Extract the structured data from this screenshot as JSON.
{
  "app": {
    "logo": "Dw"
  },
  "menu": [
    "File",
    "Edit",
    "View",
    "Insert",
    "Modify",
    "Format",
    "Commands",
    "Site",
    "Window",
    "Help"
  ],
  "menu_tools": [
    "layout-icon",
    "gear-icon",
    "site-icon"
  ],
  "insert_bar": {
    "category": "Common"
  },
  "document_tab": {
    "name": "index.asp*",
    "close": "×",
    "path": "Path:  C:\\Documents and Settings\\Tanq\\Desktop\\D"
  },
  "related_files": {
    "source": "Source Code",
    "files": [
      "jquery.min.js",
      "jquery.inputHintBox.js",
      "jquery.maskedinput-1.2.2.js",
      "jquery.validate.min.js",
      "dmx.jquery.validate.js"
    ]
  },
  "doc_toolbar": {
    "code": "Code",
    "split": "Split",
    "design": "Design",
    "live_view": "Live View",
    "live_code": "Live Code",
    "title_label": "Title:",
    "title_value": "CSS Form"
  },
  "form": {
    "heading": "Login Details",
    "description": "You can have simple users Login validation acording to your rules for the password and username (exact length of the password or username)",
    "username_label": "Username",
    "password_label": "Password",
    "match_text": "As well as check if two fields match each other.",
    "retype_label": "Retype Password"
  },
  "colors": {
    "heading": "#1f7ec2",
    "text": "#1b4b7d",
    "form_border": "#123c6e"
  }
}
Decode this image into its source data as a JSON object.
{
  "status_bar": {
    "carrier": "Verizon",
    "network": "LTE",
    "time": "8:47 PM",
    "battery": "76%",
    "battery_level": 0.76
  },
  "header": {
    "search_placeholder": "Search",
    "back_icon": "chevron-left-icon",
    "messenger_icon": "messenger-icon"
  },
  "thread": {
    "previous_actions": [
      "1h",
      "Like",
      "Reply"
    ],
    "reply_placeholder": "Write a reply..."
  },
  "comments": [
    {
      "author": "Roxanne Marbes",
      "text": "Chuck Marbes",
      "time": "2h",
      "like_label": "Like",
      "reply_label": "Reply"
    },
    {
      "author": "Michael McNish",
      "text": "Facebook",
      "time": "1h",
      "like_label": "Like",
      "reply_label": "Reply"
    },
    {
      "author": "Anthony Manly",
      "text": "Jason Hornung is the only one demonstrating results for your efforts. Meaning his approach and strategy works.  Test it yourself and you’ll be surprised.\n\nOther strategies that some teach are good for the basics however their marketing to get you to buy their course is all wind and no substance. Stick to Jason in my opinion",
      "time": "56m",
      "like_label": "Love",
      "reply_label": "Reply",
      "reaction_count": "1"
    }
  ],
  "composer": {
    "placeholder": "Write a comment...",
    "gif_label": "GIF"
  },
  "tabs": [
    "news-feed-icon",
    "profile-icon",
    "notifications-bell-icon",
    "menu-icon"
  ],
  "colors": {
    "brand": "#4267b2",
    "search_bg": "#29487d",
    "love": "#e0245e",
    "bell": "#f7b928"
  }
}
******
**THE PROBLEM**
Select every line of the material above holding the word "icon" and copy it.

**EXERCISE ANSWER**
    "layout-icon",
    "gear-icon",
    "site-icon"
    "back_icon": "chevron-left-icon",
    "messenger_icon": "messenger-icon"
    "news-feed-icon",
    "profile-icon",
    "notifications-bell-icon",
    "menu-icon"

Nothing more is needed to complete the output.